(Dataset items)
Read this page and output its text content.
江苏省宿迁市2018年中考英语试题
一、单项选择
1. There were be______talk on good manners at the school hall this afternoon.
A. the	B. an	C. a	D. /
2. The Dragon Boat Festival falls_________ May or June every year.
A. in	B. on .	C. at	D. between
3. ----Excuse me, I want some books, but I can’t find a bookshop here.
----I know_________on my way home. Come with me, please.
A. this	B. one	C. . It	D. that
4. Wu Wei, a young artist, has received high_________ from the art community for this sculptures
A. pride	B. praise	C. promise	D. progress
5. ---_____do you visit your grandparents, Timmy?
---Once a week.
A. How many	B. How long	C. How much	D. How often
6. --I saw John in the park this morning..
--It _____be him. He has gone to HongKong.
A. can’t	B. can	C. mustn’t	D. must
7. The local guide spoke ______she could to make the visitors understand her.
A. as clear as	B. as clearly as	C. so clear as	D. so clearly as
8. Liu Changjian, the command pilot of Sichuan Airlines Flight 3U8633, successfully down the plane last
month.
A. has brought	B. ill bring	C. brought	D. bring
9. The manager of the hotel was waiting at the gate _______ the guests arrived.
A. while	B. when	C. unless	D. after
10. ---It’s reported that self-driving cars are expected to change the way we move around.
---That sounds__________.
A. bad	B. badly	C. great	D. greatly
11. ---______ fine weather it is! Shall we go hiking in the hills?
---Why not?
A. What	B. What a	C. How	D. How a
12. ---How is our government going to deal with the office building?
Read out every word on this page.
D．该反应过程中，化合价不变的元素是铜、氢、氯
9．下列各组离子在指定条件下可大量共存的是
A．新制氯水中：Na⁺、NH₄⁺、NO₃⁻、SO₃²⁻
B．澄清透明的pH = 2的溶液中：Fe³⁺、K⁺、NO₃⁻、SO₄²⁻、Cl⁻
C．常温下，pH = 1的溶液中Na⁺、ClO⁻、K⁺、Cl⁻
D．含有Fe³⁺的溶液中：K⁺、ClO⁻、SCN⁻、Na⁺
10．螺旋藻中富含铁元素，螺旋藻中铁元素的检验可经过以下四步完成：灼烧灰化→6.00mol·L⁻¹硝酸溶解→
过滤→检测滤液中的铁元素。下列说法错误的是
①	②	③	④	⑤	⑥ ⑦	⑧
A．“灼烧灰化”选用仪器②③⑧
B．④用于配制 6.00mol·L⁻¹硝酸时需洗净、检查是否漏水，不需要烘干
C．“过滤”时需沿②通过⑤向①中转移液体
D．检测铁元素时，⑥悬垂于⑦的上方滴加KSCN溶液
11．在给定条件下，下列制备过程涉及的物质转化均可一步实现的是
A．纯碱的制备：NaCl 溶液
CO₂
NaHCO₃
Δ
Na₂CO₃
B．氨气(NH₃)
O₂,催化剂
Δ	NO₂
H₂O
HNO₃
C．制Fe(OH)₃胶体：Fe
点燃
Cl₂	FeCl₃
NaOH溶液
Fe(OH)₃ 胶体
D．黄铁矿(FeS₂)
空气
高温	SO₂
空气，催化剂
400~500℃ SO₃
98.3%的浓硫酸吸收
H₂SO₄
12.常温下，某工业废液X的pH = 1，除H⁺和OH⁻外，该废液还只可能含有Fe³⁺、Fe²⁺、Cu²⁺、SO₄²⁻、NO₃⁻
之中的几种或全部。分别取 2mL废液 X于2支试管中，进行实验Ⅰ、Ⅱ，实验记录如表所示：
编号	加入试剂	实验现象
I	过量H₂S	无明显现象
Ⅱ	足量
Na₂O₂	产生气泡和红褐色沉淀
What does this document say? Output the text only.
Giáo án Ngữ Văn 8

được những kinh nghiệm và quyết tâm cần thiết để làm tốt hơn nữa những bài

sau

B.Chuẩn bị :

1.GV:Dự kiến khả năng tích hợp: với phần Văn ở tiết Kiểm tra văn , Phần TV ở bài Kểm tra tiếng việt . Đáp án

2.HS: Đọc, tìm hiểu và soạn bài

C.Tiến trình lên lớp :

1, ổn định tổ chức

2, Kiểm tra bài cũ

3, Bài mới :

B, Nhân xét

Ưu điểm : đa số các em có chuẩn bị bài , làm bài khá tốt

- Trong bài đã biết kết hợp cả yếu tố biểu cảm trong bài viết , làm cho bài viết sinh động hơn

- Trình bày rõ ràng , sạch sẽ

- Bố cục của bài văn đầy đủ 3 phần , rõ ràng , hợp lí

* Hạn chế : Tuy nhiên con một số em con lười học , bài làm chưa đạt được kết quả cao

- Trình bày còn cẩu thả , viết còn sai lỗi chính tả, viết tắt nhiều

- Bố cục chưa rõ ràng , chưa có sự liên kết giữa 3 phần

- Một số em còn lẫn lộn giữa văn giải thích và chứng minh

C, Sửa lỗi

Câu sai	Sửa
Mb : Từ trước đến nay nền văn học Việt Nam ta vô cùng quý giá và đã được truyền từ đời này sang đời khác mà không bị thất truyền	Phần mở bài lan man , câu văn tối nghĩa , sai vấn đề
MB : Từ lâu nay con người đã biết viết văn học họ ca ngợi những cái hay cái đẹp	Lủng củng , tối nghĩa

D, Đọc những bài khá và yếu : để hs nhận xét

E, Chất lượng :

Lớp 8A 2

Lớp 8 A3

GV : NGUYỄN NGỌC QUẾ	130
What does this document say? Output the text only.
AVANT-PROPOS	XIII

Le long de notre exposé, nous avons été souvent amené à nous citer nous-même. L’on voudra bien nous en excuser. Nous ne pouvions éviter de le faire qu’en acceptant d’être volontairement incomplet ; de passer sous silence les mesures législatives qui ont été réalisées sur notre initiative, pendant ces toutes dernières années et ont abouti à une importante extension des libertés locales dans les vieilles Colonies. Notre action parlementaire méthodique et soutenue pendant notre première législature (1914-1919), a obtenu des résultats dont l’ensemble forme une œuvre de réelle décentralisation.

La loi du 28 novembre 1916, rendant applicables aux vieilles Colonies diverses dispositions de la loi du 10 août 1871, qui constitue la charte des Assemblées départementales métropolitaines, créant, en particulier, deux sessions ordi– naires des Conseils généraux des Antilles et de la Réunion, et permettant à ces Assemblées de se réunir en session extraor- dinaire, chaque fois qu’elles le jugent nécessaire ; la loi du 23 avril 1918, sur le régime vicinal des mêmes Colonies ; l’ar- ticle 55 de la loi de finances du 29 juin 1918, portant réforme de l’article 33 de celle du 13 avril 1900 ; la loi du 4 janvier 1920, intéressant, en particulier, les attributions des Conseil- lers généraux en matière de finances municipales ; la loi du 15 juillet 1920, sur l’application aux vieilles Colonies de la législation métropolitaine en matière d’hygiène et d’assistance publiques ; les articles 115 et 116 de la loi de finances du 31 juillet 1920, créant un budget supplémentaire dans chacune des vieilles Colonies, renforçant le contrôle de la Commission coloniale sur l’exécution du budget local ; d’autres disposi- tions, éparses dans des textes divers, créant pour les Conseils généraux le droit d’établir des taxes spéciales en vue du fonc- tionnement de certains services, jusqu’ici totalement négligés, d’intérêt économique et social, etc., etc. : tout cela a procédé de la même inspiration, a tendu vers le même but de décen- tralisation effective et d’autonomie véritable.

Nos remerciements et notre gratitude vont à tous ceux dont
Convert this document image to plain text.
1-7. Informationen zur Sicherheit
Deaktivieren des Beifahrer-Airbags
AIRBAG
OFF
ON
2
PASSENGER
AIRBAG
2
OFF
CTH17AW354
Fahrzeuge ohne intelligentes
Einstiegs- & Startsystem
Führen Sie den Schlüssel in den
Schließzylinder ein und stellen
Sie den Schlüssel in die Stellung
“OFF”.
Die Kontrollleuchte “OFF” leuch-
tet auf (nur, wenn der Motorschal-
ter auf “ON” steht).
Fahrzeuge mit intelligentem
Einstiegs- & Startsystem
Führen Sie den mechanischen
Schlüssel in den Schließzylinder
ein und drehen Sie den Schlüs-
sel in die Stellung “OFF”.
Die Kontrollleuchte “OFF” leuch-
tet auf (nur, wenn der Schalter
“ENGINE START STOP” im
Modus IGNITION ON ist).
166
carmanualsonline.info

* TO DO
Show all lines from the records above where the word "灼烧灰化" occurs.

* SOLUTION TO THIS TASK
10．螺旋藻中富含铁元素，螺旋藻中铁元素的检验可经过以下四步完成：灼烧灰化→6.00mol·L⁻¹硝酸溶解→
A．“灼烧灰化”选用仪器②③⑧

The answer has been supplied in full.